YOUR TASK –
Send back all the data below, exactly as given.

RECORD EXTRACTS –
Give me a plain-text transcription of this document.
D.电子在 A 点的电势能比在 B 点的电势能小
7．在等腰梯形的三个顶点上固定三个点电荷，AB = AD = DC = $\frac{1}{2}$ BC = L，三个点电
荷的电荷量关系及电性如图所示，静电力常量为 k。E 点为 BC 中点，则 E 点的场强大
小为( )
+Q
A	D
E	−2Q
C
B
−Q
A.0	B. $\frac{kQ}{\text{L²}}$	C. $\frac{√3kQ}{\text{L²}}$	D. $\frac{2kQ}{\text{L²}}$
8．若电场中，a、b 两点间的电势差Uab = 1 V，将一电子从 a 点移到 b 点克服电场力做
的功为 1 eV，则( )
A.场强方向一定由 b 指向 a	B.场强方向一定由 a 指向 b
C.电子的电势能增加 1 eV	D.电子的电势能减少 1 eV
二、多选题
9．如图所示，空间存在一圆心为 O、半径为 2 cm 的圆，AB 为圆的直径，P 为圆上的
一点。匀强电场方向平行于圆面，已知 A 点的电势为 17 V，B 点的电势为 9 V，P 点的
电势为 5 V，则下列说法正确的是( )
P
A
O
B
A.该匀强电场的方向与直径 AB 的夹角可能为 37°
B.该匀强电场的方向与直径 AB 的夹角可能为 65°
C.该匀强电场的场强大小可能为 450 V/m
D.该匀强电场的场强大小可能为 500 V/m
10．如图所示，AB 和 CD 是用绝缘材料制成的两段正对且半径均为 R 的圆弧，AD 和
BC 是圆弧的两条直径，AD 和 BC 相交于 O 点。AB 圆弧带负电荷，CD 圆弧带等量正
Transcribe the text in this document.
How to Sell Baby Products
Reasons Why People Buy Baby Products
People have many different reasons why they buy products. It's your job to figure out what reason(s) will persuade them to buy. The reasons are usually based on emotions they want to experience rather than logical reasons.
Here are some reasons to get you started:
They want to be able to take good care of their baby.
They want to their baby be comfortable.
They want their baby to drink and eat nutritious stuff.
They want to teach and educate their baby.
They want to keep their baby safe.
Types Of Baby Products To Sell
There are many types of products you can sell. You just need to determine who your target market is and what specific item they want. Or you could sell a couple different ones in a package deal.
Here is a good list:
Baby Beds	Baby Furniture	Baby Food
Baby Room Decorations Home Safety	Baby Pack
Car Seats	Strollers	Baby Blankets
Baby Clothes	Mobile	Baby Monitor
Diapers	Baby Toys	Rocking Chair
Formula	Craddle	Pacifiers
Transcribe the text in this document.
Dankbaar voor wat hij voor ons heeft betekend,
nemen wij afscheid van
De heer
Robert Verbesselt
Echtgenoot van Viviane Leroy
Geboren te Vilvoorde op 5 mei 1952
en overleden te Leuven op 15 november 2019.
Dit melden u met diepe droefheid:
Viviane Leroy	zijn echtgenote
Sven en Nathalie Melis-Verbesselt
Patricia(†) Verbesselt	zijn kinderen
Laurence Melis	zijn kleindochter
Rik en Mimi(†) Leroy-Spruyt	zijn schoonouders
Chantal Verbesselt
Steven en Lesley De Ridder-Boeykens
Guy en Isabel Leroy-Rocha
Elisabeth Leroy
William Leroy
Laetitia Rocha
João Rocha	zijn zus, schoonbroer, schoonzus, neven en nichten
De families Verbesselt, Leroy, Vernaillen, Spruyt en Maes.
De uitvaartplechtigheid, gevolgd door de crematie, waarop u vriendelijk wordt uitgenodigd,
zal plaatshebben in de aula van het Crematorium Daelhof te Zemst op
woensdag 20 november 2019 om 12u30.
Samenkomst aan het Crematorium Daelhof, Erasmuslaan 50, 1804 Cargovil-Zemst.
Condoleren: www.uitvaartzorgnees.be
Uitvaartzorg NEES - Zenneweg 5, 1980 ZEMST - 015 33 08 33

OUTPUT FOR THIS TASK –
Give me a plain-text transcription of this document.
D.电子在 A 点的电势能比在 B 点的电势能小
7．在等腰梯形的三个顶点上固定三个点电荷，AB = AD = DC = $\frac{1}{2}$ BC = L，三个点电
荷的电荷量关系及电性如图所示，静电力常量为 k。E 点为 BC 中点，则 E 点的场强大
小为( )
+Q
A	D
E	−2Q
C
B
−Q
A.0	B. $\frac{kQ}{\text{L²}}$	C. $\frac{√3kQ}{\text{L²}}$	D. $\frac{2kQ}{\text{L²}}$
8．若电场中，a、b 两点间的电势差Uab = 1 V，将一电子从 a 点移到 b 点克服电场力做
的功为 1 eV，则( )
A.场强方向一定由 b 指向 a	B.场强方向一定由 a 指向 b
C.电子的电势能增加 1 eV	D.电子的电势能减少 1 eV
二、多选题
9．如图所示，空间存在一圆心为 O、半径为 2 cm 的圆，AB 为圆的直径，P 为圆上的
一点。匀强电场方向平行于圆面，已知 A 点的电势为 17 V，B 点的电势为 9 V，P 点的
电势为 5 V，则下列说法正确的是( )
P
A
O
B
A.该匀强电场的方向与直径 AB 的夹角可能为 37°
B.该匀强电场的方向与直径 AB 的夹角可能为 65°
C.该匀强电场的场强大小可能为 450 V/m
D.该匀强电场的场强大小可能为 500 V/m
10．如图所示，AB 和 CD 是用绝缘材料制成的两段正对且半径均为 R 的圆弧，AD 和
BC 是圆弧的两条直径，AD 和 BC 相交于 O 点。AB 圆弧带负电荷，CD 圆弧带等量正
Transcribe the text in this document.
How to Sell Baby Products
Reasons Why People Buy Baby Products
People have many different reasons why they buy products. It's your job to figure out what reason(s) will persuade them to buy. The reasons are usually based on emotions they want to experience rather than logical reasons.
Here are some reasons to get you started:
They want to be able to take good care of their baby.
They want to their baby be comfortable.
They want their baby to drink and eat nutritious stuff.
They want to teach and educate their baby.
They want to keep their baby safe.
Types Of Baby Products To Sell
There are many types of products you can sell. You just need to determine who your target market is and what specific item they want. Or you could sell a couple different ones in a package deal.
Here is a good list:
Baby Beds	Baby Furniture	Baby Food
Baby Room Decorations Home Safety	Baby Pack
Car Seats	Strollers	Baby Blankets
Baby Clothes	Mobile	Baby Monitor
Diapers	Baby Toys	Rocking Chair
Formula	Craddle	Pacifiers
Transcribe the text in this document.
Dankbaar voor wat hij voor ons heeft betekend,
nemen wij afscheid van
De heer
Robert Verbesselt
Echtgenoot van Viviane Leroy
Geboren te Vilvoorde op 5 mei 1952
en overleden te Leuven op 15 november 2019.
Dit melden u met diepe droefheid:
Viviane Leroy	zijn echtgenote
Sven en Nathalie Melis-Verbesselt
Patricia(†) Verbesselt	zijn kinderen
Laurence Melis	zijn kleindochter
Rik en Mimi(†) Leroy-Spruyt	zijn schoonouders
Chantal Verbesselt
Steven en Lesley De Ridder-Boeykens
Guy en Isabel Leroy-Rocha
Elisabeth Leroy
William Leroy
Laetitia Rocha
João Rocha	zijn zus, schoonbroer, schoonzus, neven en nichten
De families Verbesselt, Leroy, Vernaillen, Spruyt en Maes.
De uitvaartplechtigheid, gevolgd door de crematie, waarop u vriendelijk wordt uitgenodigd,
zal plaatshebben in de aula van het Crematorium Daelhof te Zemst op
woensdag 20 november 2019 om 12u30.
Samenkomst aan het Crematorium Daelhof, Erasmuslaan 50, 1804 Cargovil-Zemst.
Condoleren: www.uitvaartzorgnees.be
Uitvaartzorg NEES - Zenneweg 5, 1980 ZEMST - 015 33 08 33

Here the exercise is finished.